> PROBLEM STATEMENT
Rewrite the listing below as a numbered list, without any blank lines. Leave the picture out of your answer.

> DATA ENTRIES

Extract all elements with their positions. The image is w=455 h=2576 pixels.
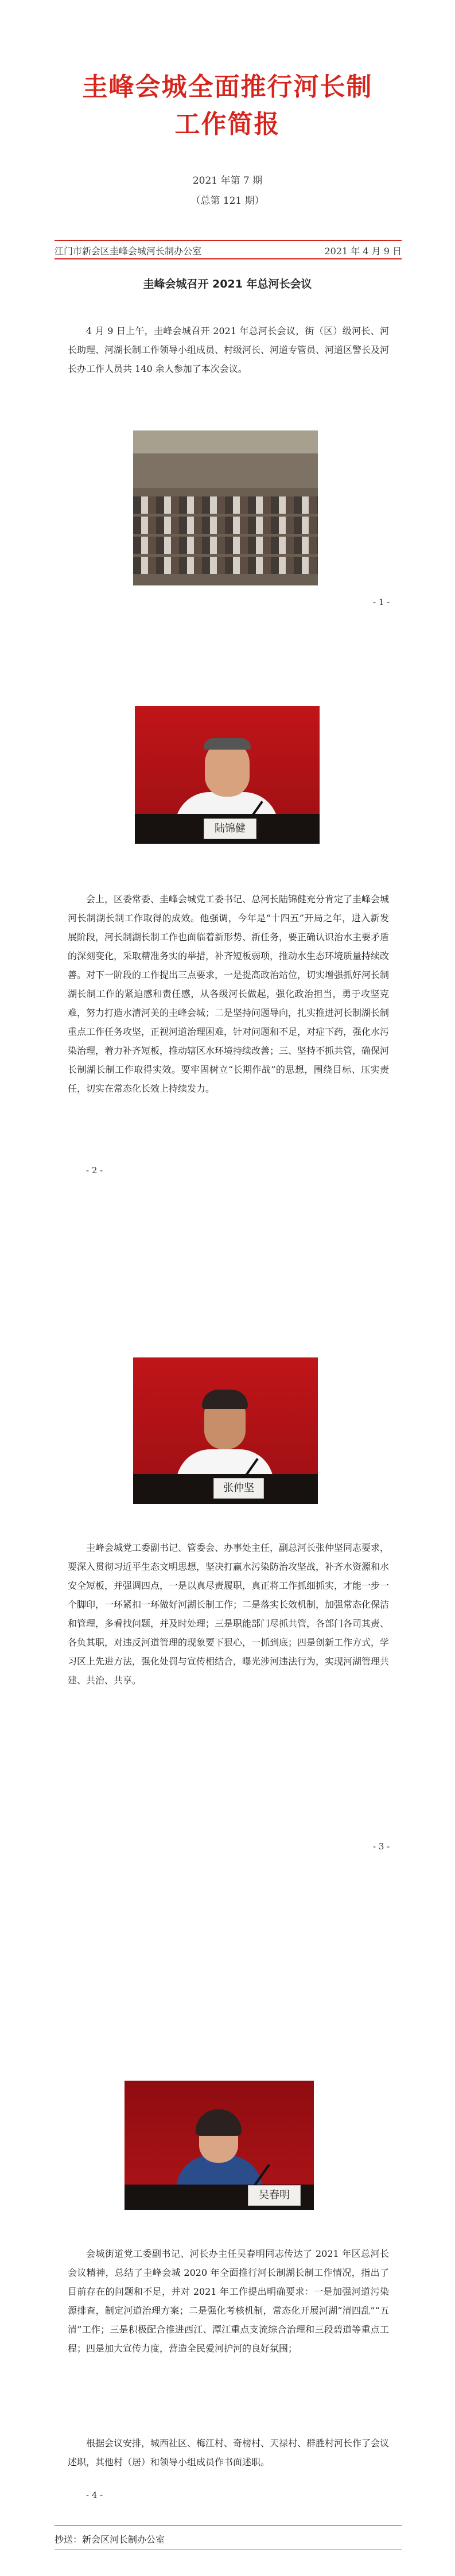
cc-line: 抄送：新会区河长制办公室	[55, 2534, 165, 2545]
nameplate-zhang: 张仲坚	[213, 1478, 264, 1499]
total-issue-number: （总第 121 期）	[190, 195, 265, 207]
portrait-photo-wu	[125, 2081, 314, 2210]
page-number-2: - 2 -	[86, 1165, 103, 1176]
publish-date: 2021 年 4 月 9 日	[324, 246, 402, 257]
publisher-row	[55, 244, 402, 257]
portrait-photo-zhang	[133, 1357, 318, 1504]
article-paragraph-final: 根据会议安排，城西社区、梅江村、奇榜村、天禄村、群胜村河长作了会议述职，其他村（居）和领导小组成员作书面述职。	[68, 2438, 390, 2468]
header-bottom-rule	[55, 258, 402, 259]
portrait-photo-lu	[135, 706, 320, 844]
nameplate-lu: 陆锦健	[204, 818, 256, 839]
meeting-hall-photo	[133, 430, 318, 585]
page-number-4: - 4 -	[86, 2490, 103, 2500]
article-intro: 4 月 9 日上午，圭峰会城召开 2021 年总河长会议，街（区）级河长、河长助理、河湖长制工作领导小组成员、村级河长、河道专管员、河道区警长及河长办工作人员共 140 余人参加了本次会议。	[68, 325, 390, 374]
article-paragraph-wu: 会城街道党工委副书记、河长办主任吴春明同志传达了 2021 年区总河长会议精神，总结了圭峰会城 2020 年全面推行河长制湖长制工作情况，指出了目前存在的问题和不足，并对 2021 年工作提出明确要求：一是加强河道污染源排查，制定河道治理方案；二是强化考核机制，常态化开展河湖“清四乱”“五清”工作；三是积极配合推进西江、潭江重点支流综合治理和三段碧道等重点工程；四是加大宣传力度，营造全民爱河护河的良好氛围；	[68, 2248, 389, 2354]
publisher-name: 江门市新会区圭峰会城河长制办公室	[55, 246, 202, 257]
article-headline: 圭峰会城召开 2021 年总河长会议	[143, 278, 312, 290]
issue-number: 2021 年第 7 期	[192, 175, 263, 187]
nameplate-wu: 吴春明	[248, 2185, 301, 2206]
page-number-3: - 3 -	[373, 1841, 390, 1852]
article-paragraph-lu: 会上，区委常委、圭峰会城党工委书记、总河长陆锦健充分肯定了圭峰会城河长制湖长制工作取得的成效。他强调，今年是“十四五”开局之年，进入新发展阶段，河长制湖长制工作也面临着新形势、新任务，要正确认识治水主要矛盾的深刻变化，采取精准务实的举措，补齐短板弱项，推动水生态环境质量持续改善。对下一阶段的工作提出三点要求，一是提高政治站位，切实增强抓好河长制湖长制工作的紧迫感和责任感，从各级河长做起，强化政治担当，勇于攻坚克难，努力打造水清河美的圭峰会城；二是坚持问题导向，扎实推进河长制湖长制重点工作任务攻坚，正视河道治理困难，针对问题和不足，对症下药，强化水污染治理，着力补齐短板，推动辖区水环境持续改善；三、坚持不抓共管，确保河长制湖长制工作取得实效。要牢固树立“长期作战”的思想，围绕目标、压实责任，切实在常态化长效上持续发力。	[68, 894, 390, 1094]
article-paragraph-zhang: 圭峰会城党工委副书记、管委会、办事处主任，副总河长张仲坚同志要求，要深入贯彻习近平生态文明思想，坚决打赢水污染防治攻坚战，补齐水资源和水安全短板，并强调四点，一是以真尽责履职，真正将工作抓细抓实，才能一步一个脚印，一环紧扣一环做好河湖长制工作；二是落实长效机制，加强常态化保洁和管理，多看找问题，并及时处理；三是职能部门尽抓共管，各部门各司其责、各负其职，对违反河道管理的现象要下狠心，一抓到底；四是创新工作方式，学习区上先进方法，强化处罚与宣传相结合，曝光涉河违法行为，实现河湖管理共建、共治、共享。	[68, 1542, 390, 1686]
header-top-rule	[55, 240, 402, 241]
report-title-line2: 工作简报	[174, 110, 281, 139]
page-number-1: - 1 -	[373, 597, 390, 607]
footer-top-rule	[55, 2525, 402, 2526]
report-title-line1: 圭峰会城全面推行河长制	[82, 72, 373, 102]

> RESULT
1. Extract all elements with their positions. The image is w=455 h=2576 pixels.
2. cc-line: 抄送：新会区河长制办公室	[55, 2534, 165, 2545]
3. nameplate-zhang: 张仲坚	[213, 1478, 264, 1499]
4. total-issue-number: （总第 121 期）	[190, 195, 265, 207]
5. portrait-photo-wu	[125, 2081, 314, 2210]
6. page-number-2: - 2 -	[86, 1165, 103, 1176]
7. publish-date: 2021 年 4 月 9 日	[324, 246, 402, 257]
8. publisher-row	[55, 244, 402, 257]
9. portrait-photo-zhang	[133, 1357, 318, 1504]
10. article-paragraph-final: 根据会议安排，城西社区、梅江村、奇榜村、天禄村、群胜村河长作了会议述职，其他村（居）和领导小组成员作书面述职。	[68, 2438, 390, 2468]
11. header-bottom-rule	[55, 258, 402, 259]
12. portrait-photo-lu	[135, 706, 320, 844]
13. nameplate-lu: 陆锦健	[204, 818, 256, 839]
14. meeting-hall-photo	[133, 430, 318, 585]
15. page-number-4: - 4 -	[86, 2490, 103, 2500]
16. article-intro: 4 月 9 日上午，圭峰会城召开 2021 年总河长会议，街（区）级河长、河长助理、河湖长制工作领导小组成员、村级河长、河道专管员、河道区警长及河长办工作人员共 140 余人参加了本次会议。	[68, 325, 390, 374]
17. article-paragraph-wu: 会城街道党工委副书记、河长办主任吴春明同志传达了 2021 年区总河长会议精神，总结了圭峰会城 2020 年全面推行河长制湖长制工作情况，指出了目前存在的问题和不足，并对 2021 年工作提出明确要求：一是加强河道污染源排查，制定河道治理方案；二是强化考核机制，常态化开展河湖“清四乱”“五清”工作；三是积极配合推进西江、潭江重点支流综合治理和三段碧道等重点工程；四是加大宣传力度，营造全民爱河护河的良好氛围；	[68, 2248, 389, 2354]
18. publisher-name: 江门市新会区圭峰会城河长制办公室	[55, 246, 202, 257]
19. article-headline: 圭峰会城召开 2021 年总河长会议	[143, 278, 312, 290]
20. issue-number: 2021 年第 7 期	[192, 175, 263, 187]
21. nameplate-wu: 吴春明	[248, 2185, 301, 2206]
22. page-number-3: - 3 -	[373, 1841, 390, 1852]
23. article-paragraph-lu: 会上，区委常委、圭峰会城党工委书记、总河长陆锦健充分肯定了圭峰会城河长制湖长制工作取得的成效。他强调，今年是“十四五”开局之年，进入新发展阶段，河长制湖长制工作也面临着新形势、新任务，要正确认识治水主要矛盾的深刻变化，采取精准务实的举措，补齐短板弱项，推动水生态环境质量持续改善。对下一阶段的工作提出三点要求，一是提高政治站位，切实增强抓好河长制湖长制工作的紧迫感和责任感，从各级河长做起，强化政治担当，勇于攻坚克难，努力打造水清河美的圭峰会城；二是坚持问题导向，扎实推进河长制湖长制重点工作任务攻坚，正视河道治理困难，针对问题和不足，对症下药，强化水污染治理，着力补齐短板，推动辖区水环境持续改善；三、坚持不抓共管，确保河长制湖长制工作取得实效。要牢固树立“长期作战”的思想，围绕目标、压实责任，切实在常态化长效上持续发力。	[68, 894, 390, 1094]
24. article-paragraph-zhang: 圭峰会城党工委副书记、管委会、办事处主任，副总河长张仲坚同志要求，要深入贯彻习近平生态文明思想，坚决打赢水污染防治攻坚战，补齐水资源和水安全短板，并强调四点，一是以真尽责履职，真正将工作抓细抓实，才能一步一个脚印，一环紧扣一环做好河湖长制工作；二是落实长效机制，加强常态化保洁和管理，多看找问题，并及时处理；三是职能部门尽抓共管，各部门各司其责、各负其职，对违反河道管理的现象要下狠心，一抓到底；四是创新工作方式，学习区上先进方法，强化处罚与宣传相结合，曝光涉河违法行为，实现河湖管理共建、共治、共享。	[68, 1542, 390, 1686]
25. header-top-rule	[55, 240, 402, 241]
26. report-title-line2: 工作简报	[174, 110, 281, 139]
27. page-number-1: - 1 -	[373, 597, 390, 607]
28. footer-top-rule	[55, 2525, 402, 2526]
29. report-title-line1: 圭峰会城全面推行河长制	[82, 72, 373, 102]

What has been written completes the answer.